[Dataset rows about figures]
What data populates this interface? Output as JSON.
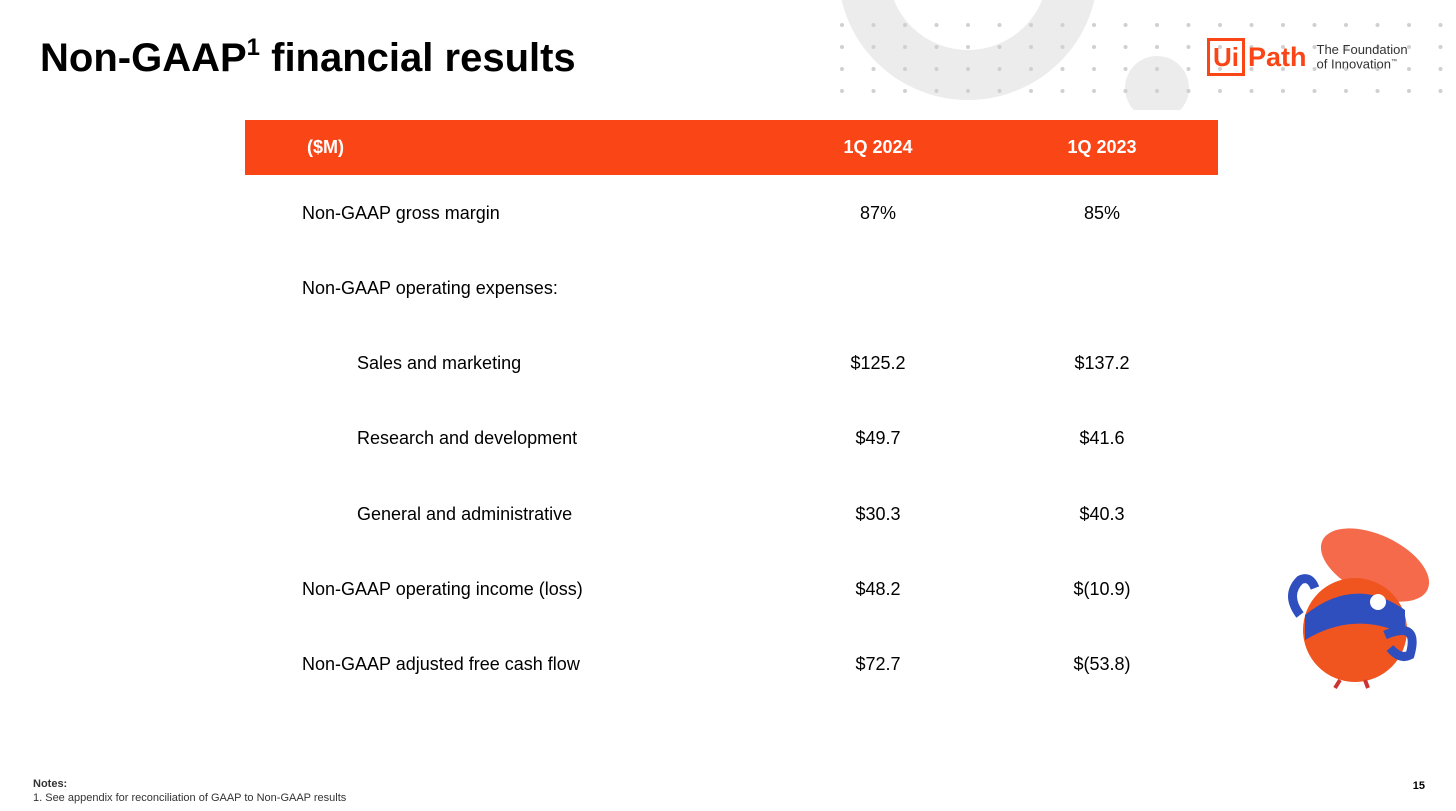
{
  "header": {
    "title_main": "Non-GAAP",
    "title_sup": "1",
    "title_rest": "financial results",
    "logo_ui": "Ui",
    "logo_path": "Path",
    "tagline_1": "The Foundation",
    "tagline_2": "of Innovation",
    "tagline_tm": "™"
  },
  "table": {
    "columns": [
      "($M)",
      "1Q 2024",
      "1Q 2023"
    ],
    "rows": [
      [
        "Non-GAAP gross margin",
        "87%",
        "85%"
      ],
      [
        "Non-GAAP operating expenses:"
      ],
      [
        "Sales and marketing",
        "$125.2",
        "$137.2"
      ],
      [
        "Research and development",
        "$49.7",
        "$41.6"
      ],
      [
        "General and administrative",
        "$30.3",
        "$40.3"
      ],
      [
        "Non-GAAP operating income (loss)",
        "$48.2",
        "$(10.9)"
      ],
      [
        "Non-GAAP adjusted free cash flow",
        "$72.7",
        "$(53.8)"
      ]
    ]
  },
  "notes": {
    "label": "Notes:",
    "items": [
      "1. See appendix for reconciliation of GAAP to Non-GAAP results"
    ]
  },
  "page_number": "15"
}
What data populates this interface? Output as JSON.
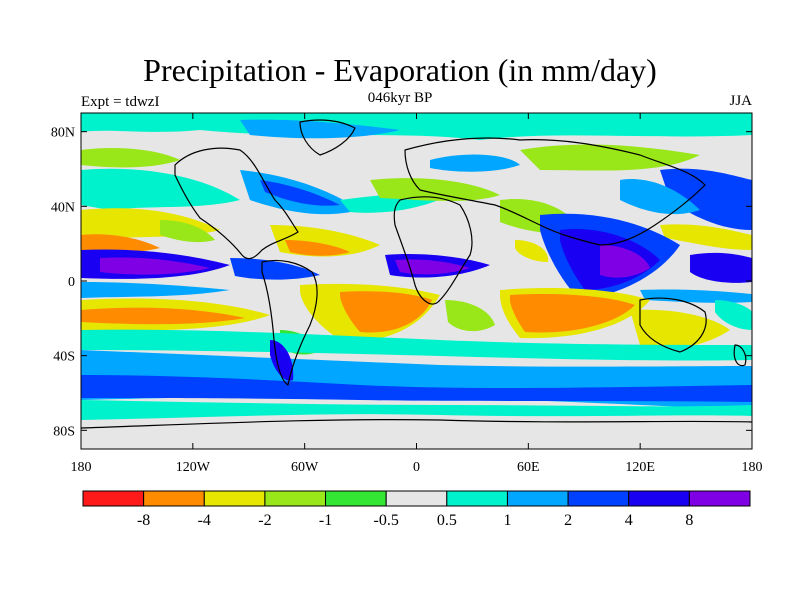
{
  "title": "Precipitation - Evaporation (in mm/day)",
  "experiment": "Expt = tdwzI",
  "period": "046kyr BP",
  "season": "JJA",
  "map": {
    "projection": "cylindrical equidistant",
    "lon_range": [
      -180,
      180
    ],
    "lat_range": [
      -90,
      90
    ],
    "lat_ticks": [
      {
        "value": 80,
        "label": "80N"
      },
      {
        "value": 40,
        "label": "40N"
      },
      {
        "value": 0,
        "label": "0"
      },
      {
        "value": -40,
        "label": "40S"
      },
      {
        "value": -80,
        "label": "80S"
      }
    ],
    "lon_ticks": [
      {
        "value": -180,
        "label": "180"
      },
      {
        "value": -120,
        "label": "120W"
      },
      {
        "value": -60,
        "label": "60W"
      },
      {
        "value": 0,
        "label": "0"
      },
      {
        "value": 60,
        "label": "60E"
      },
      {
        "value": 120,
        "label": "120E"
      },
      {
        "value": 180,
        "label": "180"
      }
    ],
    "background_color": "#e6e6e6"
  },
  "colorbar": {
    "colors": [
      "#ff1a1a",
      "#ff8c00",
      "#e6e600",
      "#99e619",
      "#33e633",
      "#e6e6e6",
      "#00f2cc",
      "#00a6ff",
      "#0040ff",
      "#1a00f2",
      "#8000e6"
    ],
    "labels": [
      "-8",
      "-4",
      "-2",
      "-1",
      "-0.5",
      "0.5",
      "1",
      "2",
      "4",
      "8"
    ]
  }
}
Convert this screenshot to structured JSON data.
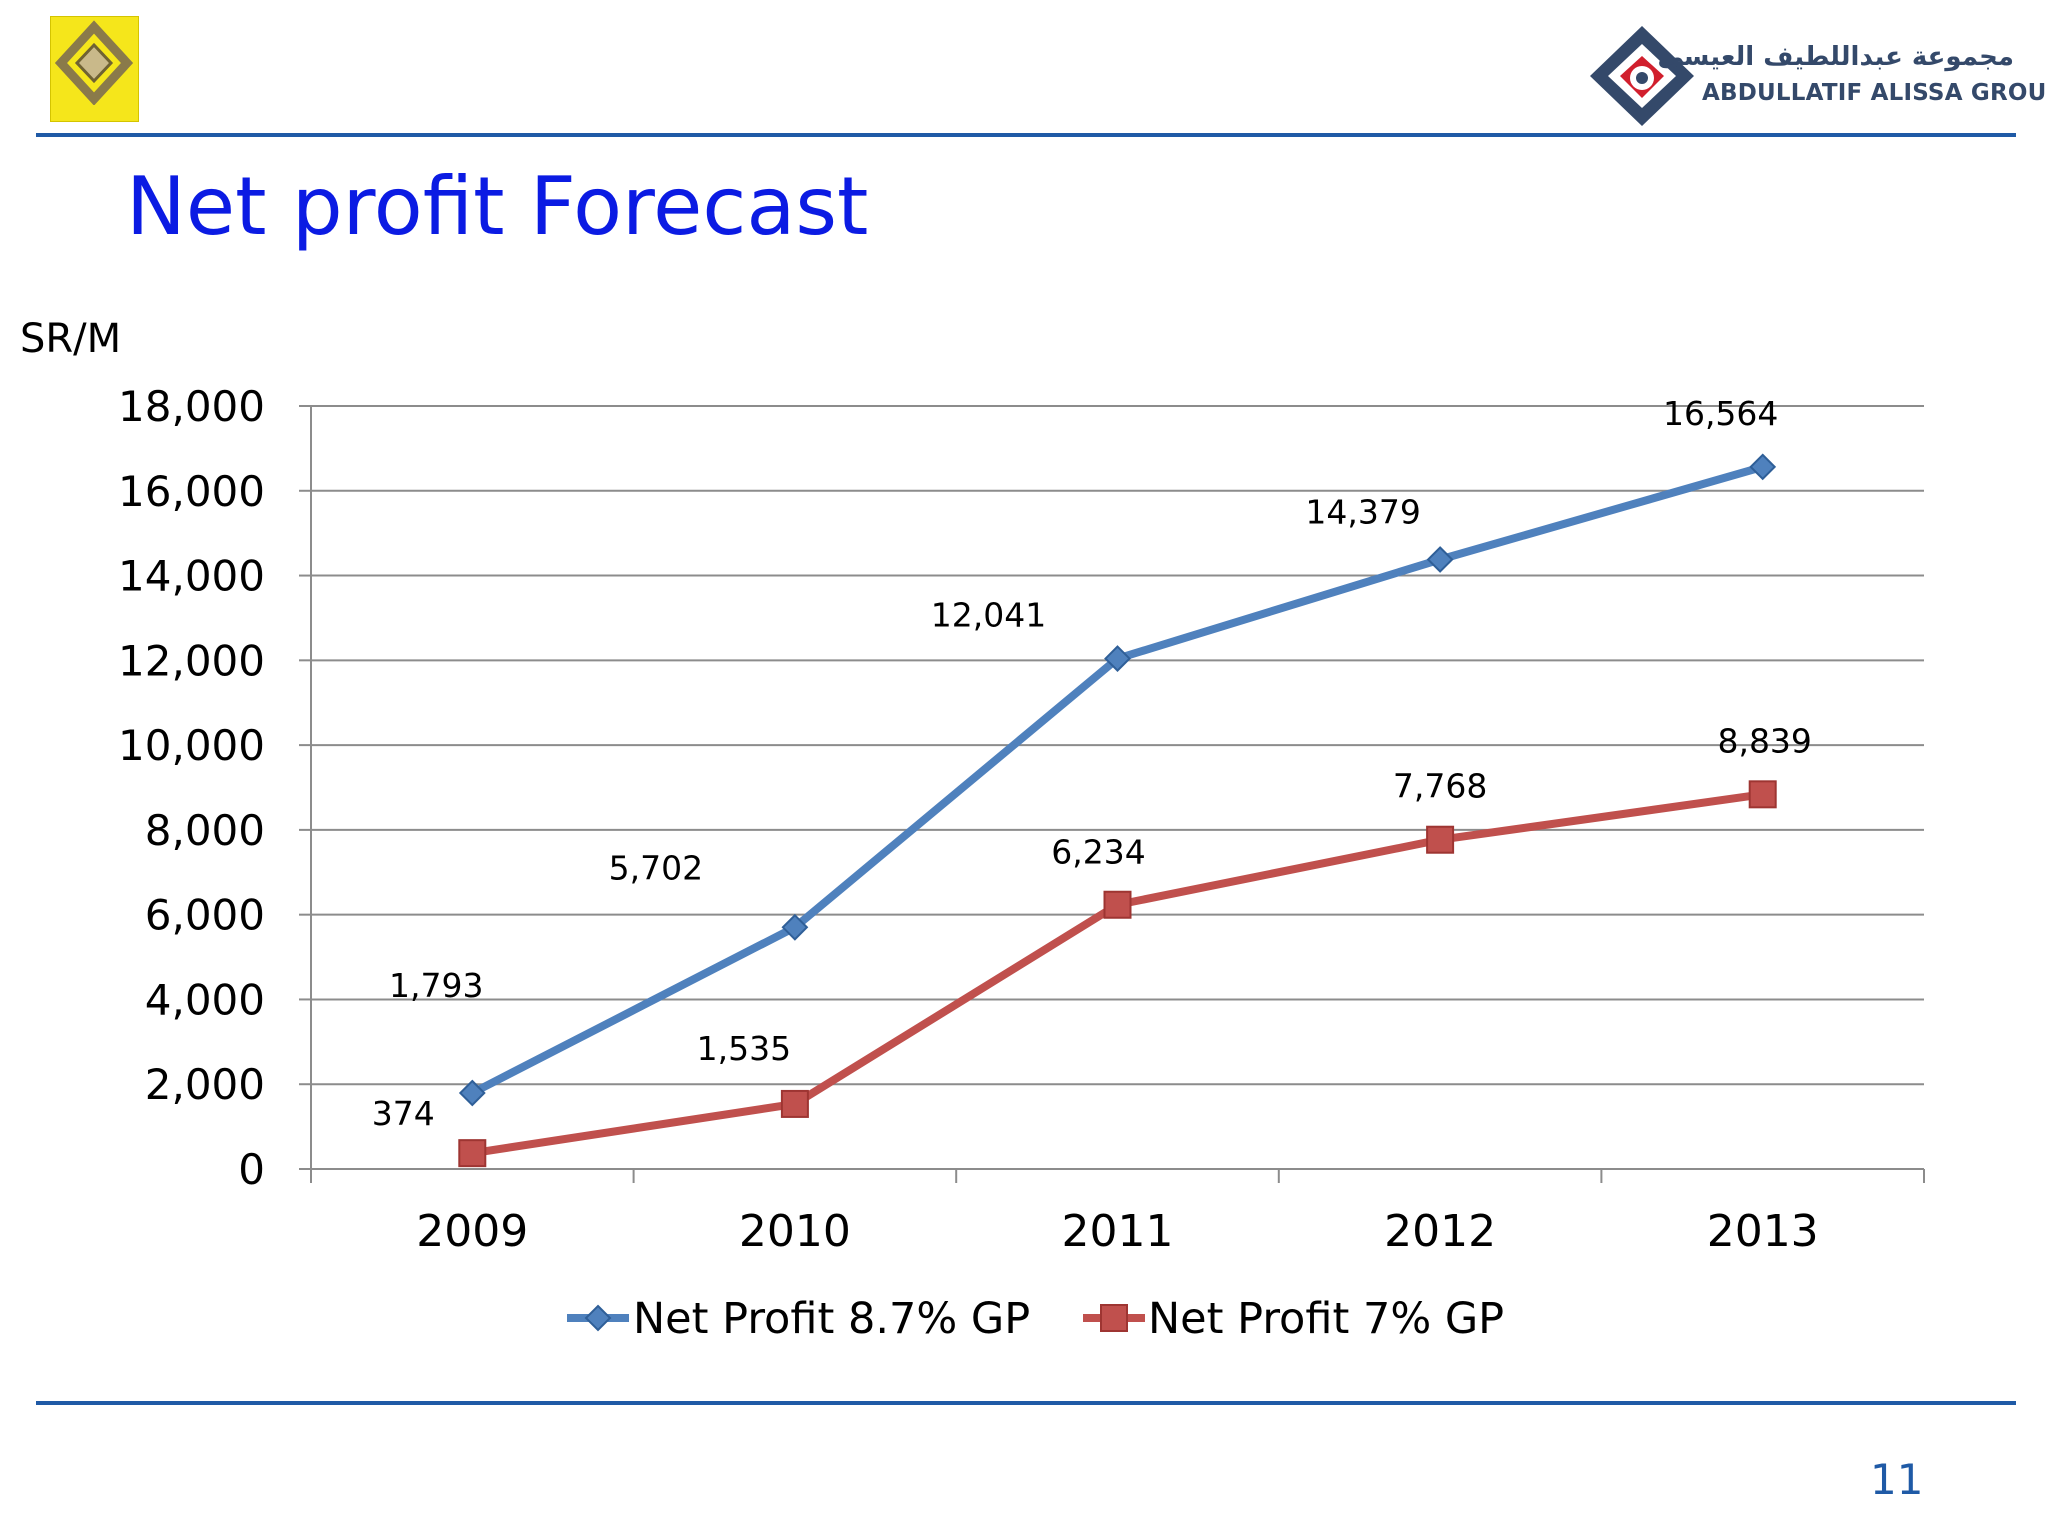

# Do this:
A line counts if it holds the word "operating". How many lines of the entries count? Give the number only.

# Result below:
2